Please write out the lines in the records below as a numbered list, skipping any blank lines. Leave the pictures out of your answer.
╭─ DATASET EXCERPTS
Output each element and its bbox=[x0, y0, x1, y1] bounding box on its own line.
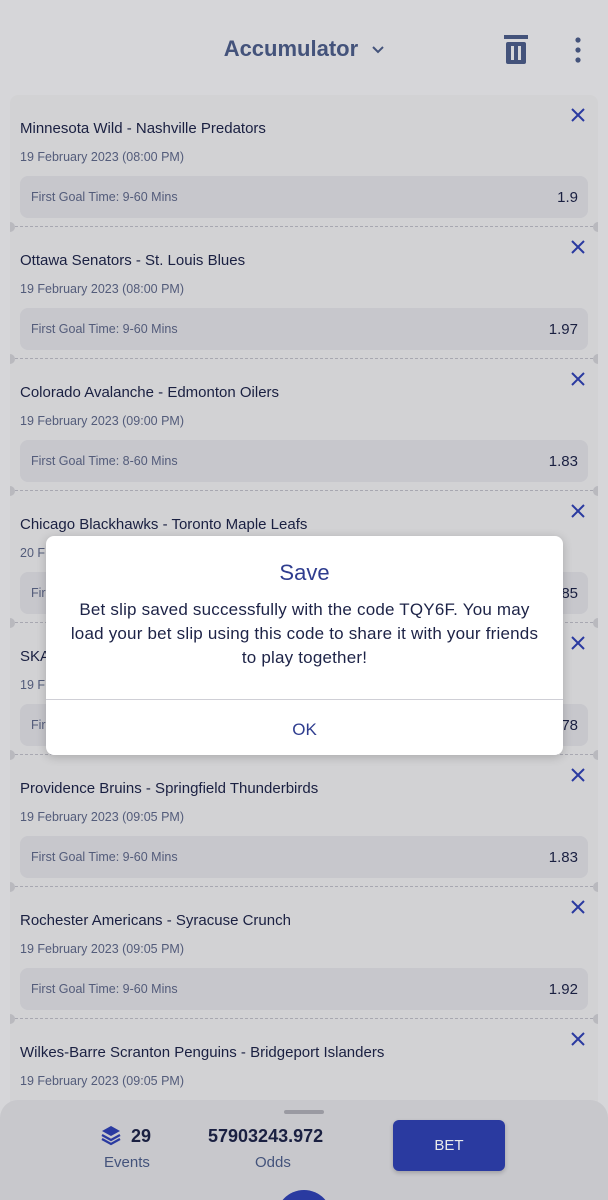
dialog-message: Bet slip saved successfully with the cod… bbox=[70, 600, 539, 667]
dialog-title: Save bbox=[279, 560, 330, 585]
ok-button[interactable]: OK bbox=[46, 720, 563, 740]
save-dialog: Save Bet slip saved successfully with th… bbox=[46, 536, 563, 755]
dialog-divider bbox=[46, 699, 563, 700]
╰─
### OUTPUT FOR THIS EXERCISE
1. Output each element and its bbox=[x0, y0, x1, y1] bounding box on its own line.
2. dialog-message: Bet slip saved successfully with the cod… bbox=[70, 600, 539, 667]
3. dialog-title: Save bbox=[279, 560, 330, 585]
4. ok-button[interactable]: OK bbox=[46, 720, 563, 740]
5. save-dialog: Save Bet slip saved successfully with th… bbox=[46, 536, 563, 755]
6. dialog-divider bbox=[46, 699, 563, 700]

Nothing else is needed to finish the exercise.